-------- Information given --------

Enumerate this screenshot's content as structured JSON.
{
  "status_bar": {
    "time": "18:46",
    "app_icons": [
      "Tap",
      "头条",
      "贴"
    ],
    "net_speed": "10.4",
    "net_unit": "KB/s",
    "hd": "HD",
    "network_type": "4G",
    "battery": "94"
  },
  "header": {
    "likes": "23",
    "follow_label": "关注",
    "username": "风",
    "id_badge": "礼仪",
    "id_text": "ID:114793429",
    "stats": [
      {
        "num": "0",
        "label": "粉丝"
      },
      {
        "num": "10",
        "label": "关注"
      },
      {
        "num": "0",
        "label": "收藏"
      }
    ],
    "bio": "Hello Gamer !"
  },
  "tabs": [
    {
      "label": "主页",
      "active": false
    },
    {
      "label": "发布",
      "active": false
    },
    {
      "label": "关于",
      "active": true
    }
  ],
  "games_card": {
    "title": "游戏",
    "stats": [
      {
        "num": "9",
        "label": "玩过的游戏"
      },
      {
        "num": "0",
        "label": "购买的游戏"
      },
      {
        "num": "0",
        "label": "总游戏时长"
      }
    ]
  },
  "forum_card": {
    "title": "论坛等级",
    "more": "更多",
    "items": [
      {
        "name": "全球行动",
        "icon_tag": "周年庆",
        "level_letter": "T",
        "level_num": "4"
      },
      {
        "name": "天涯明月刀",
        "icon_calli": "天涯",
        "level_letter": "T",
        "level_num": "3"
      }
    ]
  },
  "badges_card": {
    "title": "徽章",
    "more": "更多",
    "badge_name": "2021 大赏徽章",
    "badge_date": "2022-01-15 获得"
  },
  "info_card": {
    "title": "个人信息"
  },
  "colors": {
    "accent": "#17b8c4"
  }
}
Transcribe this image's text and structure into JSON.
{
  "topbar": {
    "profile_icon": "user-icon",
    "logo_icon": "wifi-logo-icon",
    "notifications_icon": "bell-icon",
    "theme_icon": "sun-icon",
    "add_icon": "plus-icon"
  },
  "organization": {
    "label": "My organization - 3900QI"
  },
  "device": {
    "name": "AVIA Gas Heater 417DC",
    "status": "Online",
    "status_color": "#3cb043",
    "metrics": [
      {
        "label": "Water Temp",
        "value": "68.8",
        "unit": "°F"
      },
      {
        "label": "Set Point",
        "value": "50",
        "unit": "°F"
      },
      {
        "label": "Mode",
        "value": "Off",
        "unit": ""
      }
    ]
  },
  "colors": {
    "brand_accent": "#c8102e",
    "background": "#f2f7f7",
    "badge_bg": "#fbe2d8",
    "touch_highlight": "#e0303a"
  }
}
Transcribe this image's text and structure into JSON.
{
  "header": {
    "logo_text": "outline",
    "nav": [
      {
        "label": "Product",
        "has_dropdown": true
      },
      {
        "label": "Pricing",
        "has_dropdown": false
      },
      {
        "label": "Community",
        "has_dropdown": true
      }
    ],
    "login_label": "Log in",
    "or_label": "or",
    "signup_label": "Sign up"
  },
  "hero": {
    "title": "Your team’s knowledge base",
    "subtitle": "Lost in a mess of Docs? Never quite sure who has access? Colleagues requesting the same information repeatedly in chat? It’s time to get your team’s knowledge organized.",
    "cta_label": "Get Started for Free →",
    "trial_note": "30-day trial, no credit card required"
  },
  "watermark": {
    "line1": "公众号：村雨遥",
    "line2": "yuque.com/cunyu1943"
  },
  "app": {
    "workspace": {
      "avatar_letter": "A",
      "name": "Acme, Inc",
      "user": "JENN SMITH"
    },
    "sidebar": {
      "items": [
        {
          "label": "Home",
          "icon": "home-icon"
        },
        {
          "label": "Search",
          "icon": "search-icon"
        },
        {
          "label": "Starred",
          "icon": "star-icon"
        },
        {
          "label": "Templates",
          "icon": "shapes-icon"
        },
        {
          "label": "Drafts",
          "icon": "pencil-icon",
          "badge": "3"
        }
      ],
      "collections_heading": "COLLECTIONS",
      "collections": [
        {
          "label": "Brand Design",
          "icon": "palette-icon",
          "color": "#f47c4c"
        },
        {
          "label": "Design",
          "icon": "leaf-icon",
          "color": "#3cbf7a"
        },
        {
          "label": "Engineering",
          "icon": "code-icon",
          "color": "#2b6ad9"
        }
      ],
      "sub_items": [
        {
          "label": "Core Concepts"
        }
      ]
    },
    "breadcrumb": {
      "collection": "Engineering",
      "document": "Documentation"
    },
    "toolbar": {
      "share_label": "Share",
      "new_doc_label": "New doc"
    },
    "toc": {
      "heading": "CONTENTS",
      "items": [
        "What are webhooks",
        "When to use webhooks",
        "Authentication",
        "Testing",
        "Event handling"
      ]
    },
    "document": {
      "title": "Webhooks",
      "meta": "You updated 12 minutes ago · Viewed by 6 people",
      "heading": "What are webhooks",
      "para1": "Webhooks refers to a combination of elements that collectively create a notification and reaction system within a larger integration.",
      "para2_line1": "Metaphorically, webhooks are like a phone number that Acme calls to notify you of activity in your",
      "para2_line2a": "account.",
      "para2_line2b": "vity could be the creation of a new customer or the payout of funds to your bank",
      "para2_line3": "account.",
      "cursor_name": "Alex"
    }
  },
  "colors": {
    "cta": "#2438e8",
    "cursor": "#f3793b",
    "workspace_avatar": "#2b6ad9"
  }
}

--------

Aim:
Your task is to repeat each line of the material exactly.

Output for this exercise:
Enumerate this screenshot's content as structured JSON.
{
  "status_bar": {
    "time": "18:46",
    "app_icons": [
      "Tap",
      "头条",
      "贴"
    ],
    "net_speed": "10.4",
    "net_unit": "KB/s",
    "hd": "HD",
    "network_type": "4G",
    "battery": "94"
  },
  "header": {
    "likes": "23",
    "follow_label": "关注",
    "username": "风",
    "id_badge": "礼仪",
    "id_text": "ID:114793429",
    "stats": [
      {
        "num": "0",
        "label": "粉丝"
      },
      {
        "num": "10",
        "label": "关注"
      },
      {
        "num": "0",
        "label": "收藏"
      }
    ],
    "bio": "Hello Gamer !"
  },
  "tabs": [
    {
      "label": "主页",
      "active": false
    },
    {
      "label": "发布",
      "active": false
    },
    {
      "label": "关于",
      "active": true
    }
  ],
  "games_card": {
    "title": "游戏",
    "stats": [
      {
        "num": "9",
        "label": "玩过的游戏"
      },
      {
        "num": "0",
        "label": "购买的游戏"
      },
      {
        "num": "0",
        "label": "总游戏时长"
      }
    ]
  },
  "forum_card": {
    "title": "论坛等级",
    "more": "更多",
    "items": [
      {
        "name": "全球行动",
        "icon_tag": "周年庆",
        "level_letter": "T",
        "level_num": "4"
      },
      {
        "name": "天涯明月刀",
        "icon_calli": "天涯",
        "level_letter": "T",
        "level_num": "3"
      }
    ]
  },
  "badges_card": {
    "title": "徽章",
    "more": "更多",
    "badge_name": "2021 大赏徽章",
    "badge_date": "2022-01-15 获得"
  },
  "info_card": {
    "title": "个人信息"
  },
  "colors": {
    "accent": "#17b8c4"
  }
}
Transcribe this image's text and structure into JSON.
{
  "topbar": {
    "profile_icon": "user-icon",
    "logo_icon": "wifi-logo-icon",
    "notifications_icon": "bell-icon",
    "theme_icon": "sun-icon",
    "add_icon": "plus-icon"
  },
  "organization": {
    "label": "My organization - 3900QI"
  },
  "device": {
    "name": "AVIA Gas Heater 417DC",
    "status": "Online",
    "status_color": "#3cb043",
    "metrics": [
      {
        "label": "Water Temp",
        "value": "68.8",
        "unit": "°F"
      },
      {
        "label": "Set Point",
        "value": "50",
        "unit": "°F"
      },
      {
        "label": "Mode",
        "value": "Off",
        "unit": ""
      }
    ]
  },
  "colors": {
    "brand_accent": "#c8102e",
    "background": "#f2f7f7",
    "badge_bg": "#fbe2d8",
    "touch_highlight": "#e0303a"
  }
}
Transcribe this image's text and structure into JSON.
{
  "header": {
    "logo_text": "outline",
    "nav": [
      {
        "label": "Product",
        "has_dropdown": true
      },
      {
        "label": "Pricing",
        "has_dropdown": false
      },
      {
        "label": "Community",
        "has_dropdown": true
      }
    ],
    "login_label": "Log in",
    "or_label": "or",
    "signup_label": "Sign up"
  },
  "hero": {
    "title": "Your team’s knowledge base",
    "subtitle": "Lost in a mess of Docs? Never quite sure who has access? Colleagues requesting the same information repeatedly in chat? It’s time to get your team’s knowledge organized.",
    "cta_label": "Get Started for Free →",
    "trial_note": "30-day trial, no credit card required"
  },
  "watermark": {
    "line1": "公众号：村雨遥",
    "line2": "yuque.com/cunyu1943"
  },
  "app": {
    "workspace": {
      "avatar_letter": "A",
      "name": "Acme, Inc",
      "user": "JENN SMITH"
    },
    "sidebar": {
      "items": [
        {
          "label": "Home",
          "icon": "home-icon"
        },
        {
          "label": "Search",
          "icon": "search-icon"
        },
        {
          "label": "Starred",
          "icon": "star-icon"
        },
        {
          "label": "Templates",
          "icon": "shapes-icon"
        },
        {
          "label": "Drafts",
          "icon": "pencil-icon",
          "badge": "3"
        }
      ],
      "collections_heading": "COLLECTIONS",
      "collections": [
        {
          "label": "Brand Design",
          "icon": "palette-icon",
          "color": "#f47c4c"
        },
        {
          "label": "Design",
          "icon": "leaf-icon",
          "color": "#3cbf7a"
        },
        {
          "label": "Engineering",
          "icon": "code-icon",
          "color": "#2b6ad9"
        }
      ],
      "sub_items": [
        {
          "label": "Core Concepts"
        }
      ]
    },
    "breadcrumb": {
      "collection": "Engineering",
      "document": "Documentation"
    },
    "toolbar": {
      "share_label": "Share",
      "new_doc_label": "New doc"
    },
    "toc": {
      "heading": "CONTENTS",
      "items": [
        "What are webhooks",
        "When to use webhooks",
        "Authentication",
        "Testing",
        "Event handling"
      ]
    },
    "document": {
      "title": "Webhooks",
      "meta": "You updated 12 minutes ago · Viewed by 6 people",
      "heading": "What are webhooks",
      "para1": "Webhooks refers to a combination of elements that collectively create a notification and reaction system within a larger integration.",
      "para2_line1": "Metaphorically, webhooks are like a phone number that Acme calls to notify you of activity in your",
      "para2_line2a": "account.",
      "para2_line2b": "vity could be the creation of a new customer or the payout of funds to your bank",
      "para2_line3": "account.",
      "cursor_name": "Alex"
    }
  },
  "colors": {
    "cta": "#2438e8",
    "cursor": "#f3793b",
    "workspace_avatar": "#2b6ad9"
  }
}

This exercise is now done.